**TO DO**
Convert every line of the data below into a Markdown table with the columns Row and Text, numbering the rows and skipping blank lines. Leave the pictures out of the table.

**RECORDS PROVIDED**
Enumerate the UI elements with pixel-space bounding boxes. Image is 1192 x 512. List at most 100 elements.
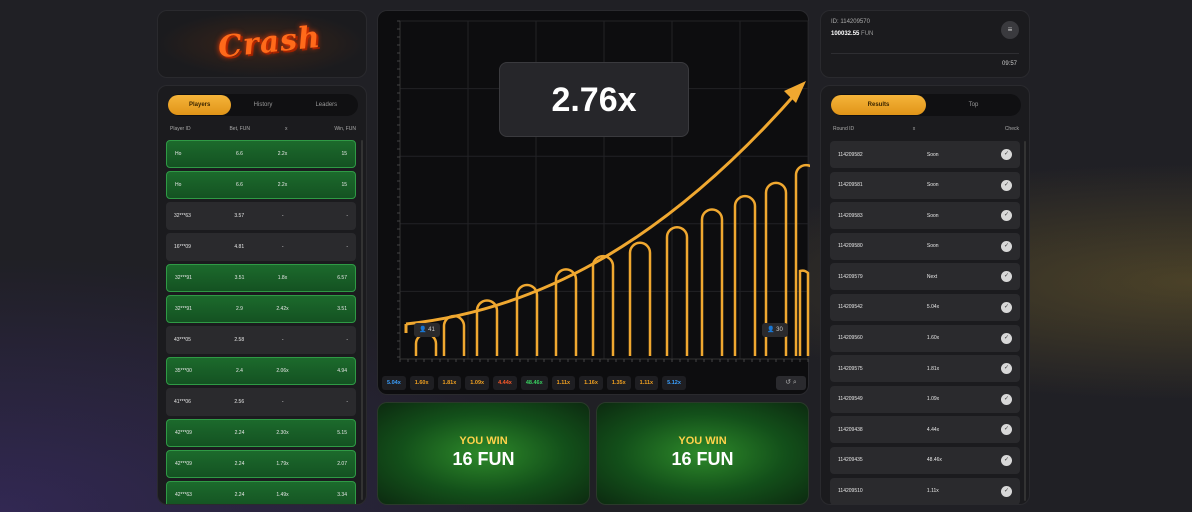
user-id: ID: 114209570: [831, 19, 870, 25]
result-row[interactable]: 114209560 1.60x ✓: [830, 324, 1020, 352]
player-mult: 2.2x: [277, 182, 288, 188]
player-win: -: [346, 244, 348, 250]
player-bet: 2.56: [234, 399, 245, 405]
result-row[interactable]: 114209438 4.44x ✓: [830, 416, 1020, 444]
result-row[interactable]: 114209549 1.09x ✓: [830, 385, 1020, 413]
history-chip[interactable]: 5.12x: [662, 376, 686, 390]
check-icon[interactable]: ✓: [1001, 332, 1012, 344]
player-bet: 2.9: [236, 306, 243, 312]
check-icon[interactable]: ✓: [1001, 454, 1012, 466]
player-bet: 3.57: [234, 213, 245, 219]
history-chip[interactable]: 1.11x: [551, 376, 576, 390]
player-id: Ho: [175, 151, 182, 157]
tab-leaders[interactable]: Leaders: [295, 95, 358, 115]
check-icon[interactable]: ✓: [1001, 301, 1012, 313]
history-chip[interactable]: 1.09x: [465, 376, 490, 390]
win-panel-1[interactable]: YOU WIN 16 FUN: [377, 402, 590, 505]
history-chip[interactable]: 1.35x: [606, 376, 631, 390]
result-row[interactable]: 114209581 Soon ✓: [830, 171, 1020, 199]
growth-bar: [733, 194, 757, 356]
right-badge-count: 30: [776, 327, 783, 333]
player-row: 42***09 2.24 1.79x 2.07: [166, 450, 356, 478]
result-row[interactable]: 114209435 48.46x ✓: [830, 446, 1020, 474]
divider: [831, 53, 1019, 54]
history-chip[interactable]: 1.16x: [579, 376, 603, 390]
check-icon[interactable]: ✓: [1001, 393, 1012, 405]
player-mult: 2.42x: [276, 306, 289, 312]
round-result: 1.60x: [926, 335, 940, 342]
tab-top[interactable]: Top: [926, 95, 1021, 115]
check-icon[interactable]: ✓: [1001, 240, 1012, 252]
player-mult: 1.79x: [276, 461, 289, 467]
round-id: 114209435: [838, 457, 863, 464]
history-chip[interactable]: 1.11x: [634, 376, 659, 390]
history-chip[interactable]: 1.60x: [409, 376, 434, 390]
history-chip[interactable]: 4.44x: [493, 376, 517, 390]
round-result: Soon: [926, 212, 939, 219]
player-win: 6.57: [337, 275, 347, 281]
player-mult: 2.30x: [276, 430, 289, 436]
history-chip[interactable]: 1.81x: [437, 376, 462, 390]
check-icon[interactable]: ✓: [1001, 210, 1012, 222]
player-bet: 6.6: [236, 151, 243, 157]
result-row[interactable]: 114209580 Soon ✓: [830, 232, 1020, 260]
round-history-bar: 5.04x 1.60x 1.81x 1.09x 4.44x 48.46x 1.11x 1.16…: [382, 375, 806, 391]
players-tabs: Players History Leaders: [168, 94, 358, 116]
round-id: 114209582: [838, 151, 863, 158]
balance-currency: FUN: [861, 31, 874, 37]
player-win: 5.15: [337, 430, 347, 436]
history-chip[interactable]: 48.46x: [520, 376, 548, 390]
tab-players[interactable]: Players: [168, 95, 232, 115]
result-row[interactable]: 114209582 Soon ✓: [830, 141, 1020, 168]
player-row: Ho 6.6 2.2x 15: [166, 140, 356, 168]
player-id: 42***09: [175, 461, 192, 467]
players-panel: Players History Leaders Player ID Bet, F…: [157, 85, 367, 505]
round-result: 1.11x: [926, 488, 939, 495]
col-round-id: Round ID: [833, 126, 855, 132]
player-mult: -: [281, 213, 284, 219]
result-row[interactable]: 114209579 Next ✓: [830, 263, 1020, 291]
players-scrollbar[interactable]: [361, 140, 363, 500]
win-amount: 16 FUN: [671, 449, 734, 469]
current-multiplier: 2.76x: [499, 62, 689, 137]
result-row[interactable]: 114209542 5.04x ✓: [830, 293, 1020, 321]
tab-results[interactable]: Results: [831, 95, 926, 115]
round-result: 1.81x: [926, 365, 940, 372]
col-x: x: [912, 126, 916, 132]
tab-history[interactable]: History: [231, 95, 294, 115]
curve-arrow-icon: [784, 81, 806, 103]
clock: 09:57: [1001, 61, 1017, 67]
results-scrollbar[interactable]: [1024, 141, 1026, 501]
check-icon[interactable]: ✓: [1001, 271, 1012, 283]
round-id: 114209542: [838, 304, 863, 311]
check-icon[interactable]: ✓: [1001, 424, 1012, 436]
player-win: 3.51: [337, 306, 347, 312]
balance-value: 100032.55: [831, 31, 860, 37]
results-tabs: Results Top: [831, 94, 1021, 116]
check-icon[interactable]: ✓: [1001, 485, 1012, 497]
win-panel-2[interactable]: YOU WIN 16 FUN: [596, 402, 809, 505]
player-id: 41***06: [174, 399, 191, 405]
round-result: Soon: [926, 151, 939, 158]
check-icon[interactable]: ✓: [1001, 363, 1012, 375]
player-id: 35***00: [175, 368, 192, 374]
check-icon[interactable]: ✓: [1001, 149, 1012, 160]
round-id: 114209575: [838, 365, 863, 372]
result-row[interactable]: 114209575 1.81x ✓: [830, 355, 1020, 383]
menu-button[interactable]: ≡: [1001, 21, 1019, 39]
player-row: 43***05 2.58 - -: [166, 326, 356, 354]
win-title: YOU WIN: [678, 435, 727, 447]
round-result: 48.46x: [926, 457, 942, 464]
player-win: -: [346, 399, 348, 405]
round-result: 1.09x: [926, 396, 940, 403]
player-mult: 2.06x: [276, 368, 289, 374]
player-bet: 2.24: [234, 430, 245, 436]
player-bet: 2.58: [234, 337, 245, 343]
history-chip[interactable]: 5.04x: [382, 376, 406, 390]
result-row[interactable]: 114209510 1.11x ✓: [830, 477, 1020, 504]
check-icon[interactable]: ✓: [1001, 179, 1012, 191]
history-controls[interactable]: ↺ ⌕: [776, 376, 806, 390]
player-mult: 2.2x: [277, 151, 288, 157]
player-win: 4.94: [337, 368, 347, 374]
result-row[interactable]: 114209583 Soon ✓: [830, 202, 1020, 230]
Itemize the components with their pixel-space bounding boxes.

**ANSWER TO THE PROBLEM**
| Row | Text |
|---|---|
| 1 | Enumerate the UI elements with pixel-space bounding boxes. Image is 1192 x 512. List at most 100 elements. |
| 2 | user-id: ID: 114209570: [831, 19, 870, 25] |
| 3 | result-row[interactable]: 114209560 1.60x ✓: [830, 324, 1020, 352] |
| 4 | player-mult: 2.2x: [277, 182, 288, 188] |
| 5 | player-win: -: [346, 244, 348, 250] |
| 6 | player-bet: 2.56: [234, 399, 245, 405] |
| 7 | result-row[interactable]: 114209438 4.44x ✓: [830, 416, 1020, 444] |
| 8 | result-row[interactable]: 114209549 1.09x ✓: [830, 385, 1020, 413] |
| 9 | history-chip[interactable]: 5.12x: [662, 376, 686, 390] |
| 10 | check-icon[interactable]: ✓: [1001, 332, 1012, 344] |
| 11 | player-bet: 2.9: [236, 306, 243, 312] |
| 12 | check-icon[interactable]: ✓: [1001, 454, 1012, 466] |
| 13 | player-bet: 3.57: [234, 213, 245, 219] |
| 14 | history-chip[interactable]: 1.11x: [551, 376, 576, 390] |
| 15 | player-id: Ho: [175, 151, 182, 157] |
| 16 | tab-leaders[interactable]: Leaders: [295, 95, 358, 115] |
| 17 | check-icon[interactable]: ✓: [1001, 301, 1012, 313] |
| 18 | history-chip[interactable]: 1.09x: [465, 376, 490, 390] |
| 19 | win-panel-1[interactable]: YOU WIN 16 FUN: [377, 402, 590, 505] |
| 20 | history-chip[interactable]: 1.35x: [606, 376, 631, 390] |
| 21 | result-row[interactable]: 114209581 Soon ✓: [830, 171, 1020, 199] |
| 22 | growth-bar: [733, 194, 757, 356] |
| 23 | right-badge-count: 30: [776, 327, 783, 333] |
| 24 | player-row: 42***09 2.24 1.79x 2.07: [166, 450, 356, 478] |
| 25 | result-row[interactable]: 114209435 48.46x ✓: [830, 446, 1020, 474] |
| 26 | divider: [831, 53, 1019, 54] |
| 27 | history-chip[interactable]: 1.16x: [579, 376, 603, 390] |
| 28 | check-icon[interactable]: ✓: [1001, 393, 1012, 405] |
| 29 | player-mult: 2.42x: [276, 306, 289, 312] |
| 30 | round-result: 1.60x: [926, 335, 940, 342] |
| 31 | tab-top[interactable]: Top: [926, 95, 1021, 115] |
| 32 | check-icon[interactable]: ✓: [1001, 240, 1012, 252] |
| 33 | player-mult: 1.79x: [276, 461, 289, 467] |
| 34 | round-id: 114209435: [838, 457, 863, 464] |
| 35 | history-chip[interactable]: 1.11x: [634, 376, 659, 390] |
| 36 | history-chip[interactable]: 1.60x: [409, 376, 434, 390] |
| 37 | history-chip[interactable]: 4.44x: [493, 376, 517, 390] |
| 38 | round-result: Soon: [926, 212, 939, 219] |
| 39 | player-win: 6.57: [337, 275, 347, 281] |
| 40 | player-mult: 2.30x: [276, 430, 289, 436] |
| 41 | history-chip[interactable]: 1.81x: [437, 376, 462, 390] |
| 42 | check-icon[interactable]: ✓: [1001, 210, 1012, 222] |
| 43 | player-bet: 6.6: [236, 151, 243, 157] |
| 44 | result-row[interactable]: 114209580 Soon ✓: [830, 232, 1020, 260] |
| 45 | round-history-bar: 5.04x 1.60x 1.81x 1.09x 4.44x 48.46x 1.11x 1.16…: [382, 375, 806, 391] |
| 46 | players-tabs: Players History Leaders: [168, 94, 358, 116] |
| 47 | round-id: 114209582: [838, 151, 863, 158] |
| 48 | balance-currency: FUN: [861, 31, 874, 37] |
| 49 | player-win: 5.15: [337, 430, 347, 436] |
| 50 | history-chip[interactable]: 48.46x: [520, 376, 548, 390] |
| 51 | tab-players[interactable]: Players: [168, 95, 232, 115] |
| 52 | result-row[interactable]: 114209582 Soon ✓: [830, 141, 1020, 168] |
| 53 | player-row: Ho 6.6 2.2x 15: [166, 140, 356, 168] |
| 54 | player-id: 42***09: [175, 461, 192, 467] |
| 55 | players-panel: Players History Leaders Player ID Bet, F…: [157, 85, 367, 505] |
| 56 | round-result: 1.11x: [926, 488, 939, 495] |
| 57 | col-round-id: Round ID: [833, 126, 855, 132] |
| 58 | player-mult: -: [281, 213, 284, 219] |
| 59 | result-row[interactable]: 114209579 Next ✓: [830, 263, 1020, 291] |
| 60 | players-scrollbar[interactable]: [361, 140, 363, 500] |
| 61 | win-amount: 16 FUN: [671, 449, 734, 469] |
| 62 | current-multiplier: 2.76x: [499, 62, 689, 137] |
| 63 | result-row[interactable]: 114209542 5.04x ✓: [830, 293, 1020, 321] |
| 64 | tab-results[interactable]: Results: [831, 95, 926, 115] |
| 65 | round-result: 1.81x: [926, 365, 940, 372] |
| 66 | col-x: x: [912, 126, 916, 132] |
| 67 | tab-history[interactable]: History: [231, 95, 294, 115] |
| 68 | curve-arrow-icon: [784, 81, 806, 103] |
| 69 | clock: 09:57: [1001, 61, 1017, 67] |
| 70 | results-scrollbar[interactable]: [1024, 141, 1026, 501] |
| 71 | check-icon[interactable]: ✓: [1001, 271, 1012, 283] |
| 72 | round-id: 114209542: [838, 304, 863, 311] |
| 73 | check-icon[interactable]: ✓: [1001, 424, 1012, 436] |
| 74 | player-win: 3.51: [337, 306, 347, 312] |
| 75 | balance-value: 100032.55: [831, 31, 860, 37] |
| 76 | results-tabs: Results Top: [831, 94, 1021, 116] |
| 77 | check-icon[interactable]: ✓: [1001, 485, 1012, 497] |
| 78 | win-panel-2[interactable]: YOU WIN 16 FUN: [596, 402, 809, 505] |
| 79 | player-id: 41***06: [174, 399, 191, 405] |
| 80 | round-result: Soon: [926, 151, 939, 158] |
| 81 | check-icon[interactable]: ✓: [1001, 363, 1012, 375] |
| 82 | player-id: 35***00: [175, 368, 192, 374] |
| 83 | check-icon[interactable]: ✓: [1001, 149, 1012, 160] |
| 84 | round-id: 114209575: [838, 365, 863, 372] |
| 85 | result-row[interactable]: 114209575 1.81x ✓: [830, 355, 1020, 383] |
| 86 | menu-button[interactable]: ≡: [1001, 21, 1019, 39] |
| 87 | player-row: 43***05 2.58 - -: [166, 326, 356, 354] |
| 88 | win-title: YOU WIN: [678, 435, 727, 447] |
| 89 | round-result: 48.46x: [926, 457, 942, 464] |
| 90 | player-win: -: [346, 399, 348, 405] |
| 91 | round-result: 1.09x: [926, 396, 940, 403] |
| 92 | player-mult: 2.06x: [276, 368, 289, 374] |
| 93 | player-bet: 2.24: [234, 430, 245, 436] |
| 94 | player-bet: 2.58: [234, 337, 245, 343] |
| 95 | history-chip[interactable]: 5.04x: [382, 376, 406, 390] |
| 96 | result-row[interactable]: 114209510 1.11x ✓: [830, 477, 1020, 504] |
| 97 | check-icon[interactable]: ✓: [1001, 179, 1012, 191] |
| 98 | history-controls[interactable]: ↺ ⌕: [776, 376, 806, 390] |
| 99 | player-mult: 2.2x: [277, 151, 288, 157] |
| 100 | player-win: 4.94: [337, 368, 347, 374] |
| 101 | result-row[interactable]: 114209583 Soon ✓: [830, 202, 1020, 230] |
| 102 | Itemize the components with their pixel-space bounding boxes. |